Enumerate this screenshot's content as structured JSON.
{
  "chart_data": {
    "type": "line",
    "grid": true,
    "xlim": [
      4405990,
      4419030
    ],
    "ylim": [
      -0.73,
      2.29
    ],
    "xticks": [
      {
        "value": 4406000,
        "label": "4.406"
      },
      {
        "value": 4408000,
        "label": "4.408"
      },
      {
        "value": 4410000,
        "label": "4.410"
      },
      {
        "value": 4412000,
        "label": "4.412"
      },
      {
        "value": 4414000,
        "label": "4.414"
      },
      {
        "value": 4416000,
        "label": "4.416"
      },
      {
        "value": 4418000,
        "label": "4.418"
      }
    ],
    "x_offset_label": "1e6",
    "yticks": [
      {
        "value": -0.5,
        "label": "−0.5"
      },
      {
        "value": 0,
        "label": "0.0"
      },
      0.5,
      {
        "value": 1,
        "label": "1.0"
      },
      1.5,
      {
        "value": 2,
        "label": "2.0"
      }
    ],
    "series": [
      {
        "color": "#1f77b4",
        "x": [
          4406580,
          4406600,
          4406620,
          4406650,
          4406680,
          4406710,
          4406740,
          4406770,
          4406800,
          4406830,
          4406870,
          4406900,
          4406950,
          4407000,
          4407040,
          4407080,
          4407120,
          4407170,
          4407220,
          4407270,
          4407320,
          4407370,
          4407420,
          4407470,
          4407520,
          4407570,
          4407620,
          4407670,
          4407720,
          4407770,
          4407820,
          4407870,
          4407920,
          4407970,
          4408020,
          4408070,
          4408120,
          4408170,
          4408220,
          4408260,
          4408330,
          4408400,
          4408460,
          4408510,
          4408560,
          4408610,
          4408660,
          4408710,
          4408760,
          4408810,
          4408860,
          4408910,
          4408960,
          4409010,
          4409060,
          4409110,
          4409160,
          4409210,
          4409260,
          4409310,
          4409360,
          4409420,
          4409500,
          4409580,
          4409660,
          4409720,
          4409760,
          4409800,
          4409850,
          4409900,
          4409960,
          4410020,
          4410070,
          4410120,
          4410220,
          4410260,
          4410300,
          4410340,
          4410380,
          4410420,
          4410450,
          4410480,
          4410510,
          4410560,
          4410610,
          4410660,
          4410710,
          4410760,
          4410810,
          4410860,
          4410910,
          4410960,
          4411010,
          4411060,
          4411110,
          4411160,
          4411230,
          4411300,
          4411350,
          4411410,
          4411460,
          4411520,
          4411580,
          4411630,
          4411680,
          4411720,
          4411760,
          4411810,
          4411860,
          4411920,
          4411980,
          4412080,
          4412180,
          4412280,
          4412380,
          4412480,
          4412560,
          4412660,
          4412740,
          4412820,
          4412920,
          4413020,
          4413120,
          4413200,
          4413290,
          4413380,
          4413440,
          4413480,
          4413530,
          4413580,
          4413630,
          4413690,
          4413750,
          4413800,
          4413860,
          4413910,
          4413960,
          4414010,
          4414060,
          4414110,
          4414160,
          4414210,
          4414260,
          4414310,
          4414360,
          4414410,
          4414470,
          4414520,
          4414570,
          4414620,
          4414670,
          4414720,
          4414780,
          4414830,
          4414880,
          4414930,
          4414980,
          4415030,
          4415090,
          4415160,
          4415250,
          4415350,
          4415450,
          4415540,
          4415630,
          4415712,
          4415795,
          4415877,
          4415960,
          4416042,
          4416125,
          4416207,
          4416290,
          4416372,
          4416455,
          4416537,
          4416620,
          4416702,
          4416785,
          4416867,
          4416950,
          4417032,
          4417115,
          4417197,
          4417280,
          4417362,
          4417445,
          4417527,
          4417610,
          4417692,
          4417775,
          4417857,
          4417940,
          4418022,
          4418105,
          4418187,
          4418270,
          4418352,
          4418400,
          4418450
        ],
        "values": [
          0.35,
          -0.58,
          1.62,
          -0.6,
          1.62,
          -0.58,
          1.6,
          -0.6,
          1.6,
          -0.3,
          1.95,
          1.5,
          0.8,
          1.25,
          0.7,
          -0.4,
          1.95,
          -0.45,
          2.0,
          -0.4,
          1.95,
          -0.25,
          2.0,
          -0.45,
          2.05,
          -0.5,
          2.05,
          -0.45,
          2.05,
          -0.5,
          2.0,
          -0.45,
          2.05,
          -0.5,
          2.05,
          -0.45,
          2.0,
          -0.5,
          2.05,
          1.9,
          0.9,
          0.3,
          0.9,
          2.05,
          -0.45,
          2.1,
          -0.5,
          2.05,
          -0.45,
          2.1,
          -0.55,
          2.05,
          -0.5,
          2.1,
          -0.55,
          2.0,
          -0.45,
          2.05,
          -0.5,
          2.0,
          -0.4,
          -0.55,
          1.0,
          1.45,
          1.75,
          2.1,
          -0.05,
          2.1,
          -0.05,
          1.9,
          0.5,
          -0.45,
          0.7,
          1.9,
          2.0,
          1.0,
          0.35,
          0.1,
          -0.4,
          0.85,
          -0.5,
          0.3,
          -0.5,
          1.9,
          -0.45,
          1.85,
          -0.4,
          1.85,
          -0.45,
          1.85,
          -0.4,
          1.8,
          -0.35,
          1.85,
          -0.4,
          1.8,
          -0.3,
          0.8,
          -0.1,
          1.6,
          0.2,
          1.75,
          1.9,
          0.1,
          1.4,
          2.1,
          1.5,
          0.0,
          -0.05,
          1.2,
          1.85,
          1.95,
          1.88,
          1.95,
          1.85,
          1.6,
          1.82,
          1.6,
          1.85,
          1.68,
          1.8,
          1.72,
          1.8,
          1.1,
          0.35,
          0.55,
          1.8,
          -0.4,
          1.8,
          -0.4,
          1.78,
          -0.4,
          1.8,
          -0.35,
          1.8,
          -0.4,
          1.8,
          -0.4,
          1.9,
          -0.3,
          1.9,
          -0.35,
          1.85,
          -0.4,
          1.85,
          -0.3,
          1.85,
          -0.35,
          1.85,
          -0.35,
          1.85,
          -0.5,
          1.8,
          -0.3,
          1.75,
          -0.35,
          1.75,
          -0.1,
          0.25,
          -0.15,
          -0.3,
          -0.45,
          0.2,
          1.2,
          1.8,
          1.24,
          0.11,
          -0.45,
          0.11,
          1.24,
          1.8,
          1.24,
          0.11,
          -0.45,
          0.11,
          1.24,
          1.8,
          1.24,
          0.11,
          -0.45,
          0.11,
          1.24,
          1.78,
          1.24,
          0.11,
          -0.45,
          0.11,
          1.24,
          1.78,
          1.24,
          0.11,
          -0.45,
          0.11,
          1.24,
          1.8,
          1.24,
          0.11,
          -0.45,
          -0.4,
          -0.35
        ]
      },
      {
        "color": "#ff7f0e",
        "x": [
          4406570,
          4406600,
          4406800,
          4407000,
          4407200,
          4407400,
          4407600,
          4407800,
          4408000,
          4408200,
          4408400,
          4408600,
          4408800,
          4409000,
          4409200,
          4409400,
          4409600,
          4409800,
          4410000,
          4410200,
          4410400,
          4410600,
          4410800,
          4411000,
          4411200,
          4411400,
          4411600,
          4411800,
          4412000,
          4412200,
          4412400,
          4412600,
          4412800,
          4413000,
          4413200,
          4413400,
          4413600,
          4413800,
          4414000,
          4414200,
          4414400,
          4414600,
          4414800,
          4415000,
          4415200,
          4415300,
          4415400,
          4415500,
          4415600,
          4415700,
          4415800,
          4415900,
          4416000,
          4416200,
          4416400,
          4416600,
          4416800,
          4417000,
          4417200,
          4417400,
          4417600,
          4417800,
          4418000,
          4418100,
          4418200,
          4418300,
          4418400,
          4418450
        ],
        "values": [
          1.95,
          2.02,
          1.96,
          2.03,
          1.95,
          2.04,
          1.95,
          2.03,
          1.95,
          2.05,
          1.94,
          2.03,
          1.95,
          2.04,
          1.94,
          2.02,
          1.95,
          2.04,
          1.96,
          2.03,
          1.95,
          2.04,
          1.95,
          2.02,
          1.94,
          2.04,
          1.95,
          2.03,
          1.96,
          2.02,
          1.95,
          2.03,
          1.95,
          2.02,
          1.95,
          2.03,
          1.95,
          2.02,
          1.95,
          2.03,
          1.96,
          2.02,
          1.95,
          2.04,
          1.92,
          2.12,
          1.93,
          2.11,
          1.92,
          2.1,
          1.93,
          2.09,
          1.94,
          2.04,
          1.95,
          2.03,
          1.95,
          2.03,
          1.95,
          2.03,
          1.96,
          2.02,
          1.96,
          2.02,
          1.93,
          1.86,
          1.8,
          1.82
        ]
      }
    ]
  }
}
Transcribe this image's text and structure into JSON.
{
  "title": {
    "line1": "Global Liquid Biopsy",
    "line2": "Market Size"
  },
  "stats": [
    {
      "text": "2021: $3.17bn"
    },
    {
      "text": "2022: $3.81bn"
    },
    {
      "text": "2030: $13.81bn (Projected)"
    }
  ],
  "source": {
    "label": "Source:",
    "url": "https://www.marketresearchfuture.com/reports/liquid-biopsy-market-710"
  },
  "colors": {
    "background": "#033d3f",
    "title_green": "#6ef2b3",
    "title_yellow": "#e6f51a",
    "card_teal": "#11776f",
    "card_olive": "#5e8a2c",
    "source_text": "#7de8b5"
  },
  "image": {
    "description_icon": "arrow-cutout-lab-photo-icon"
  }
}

┄┄┄┄┄┄┄┄┄┄┄┄┄┄┄┄┄┄┄┄

What you are asked to do: Reproduce only the lines between the line containing "Transcribe this image's" and the last line of the records, those two lines included, exactly.

Answer:
Transcribe this image's text and structure into JSON.
{
  "title": {
    "line1": "Global Liquid Biopsy",
    "line2": "Market Size"
  },
  "stats": [
    {
      "text": "2021: $3.17bn"
    },
    {
      "text": "2022: $3.81bn"
    },
    {
      "text": "2030: $13.81bn (Projected)"
    }
  ],
  "source": {
    "label": "Source:",
    "url": "https://www.marketresearchfuture.com/reports/liquid-biopsy-market-710"
  },
  "colors": {
    "background": "#033d3f",
    "title_green": "#6ef2b3",
    "title_yellow": "#e6f51a",
    "card_teal": "#11776f",
    "card_olive": "#5e8a2c",
    "source_text": "#7de8b5"
  },
  "image": {
    "description_icon": "arrow-cutout-lab-photo-icon"
  }
}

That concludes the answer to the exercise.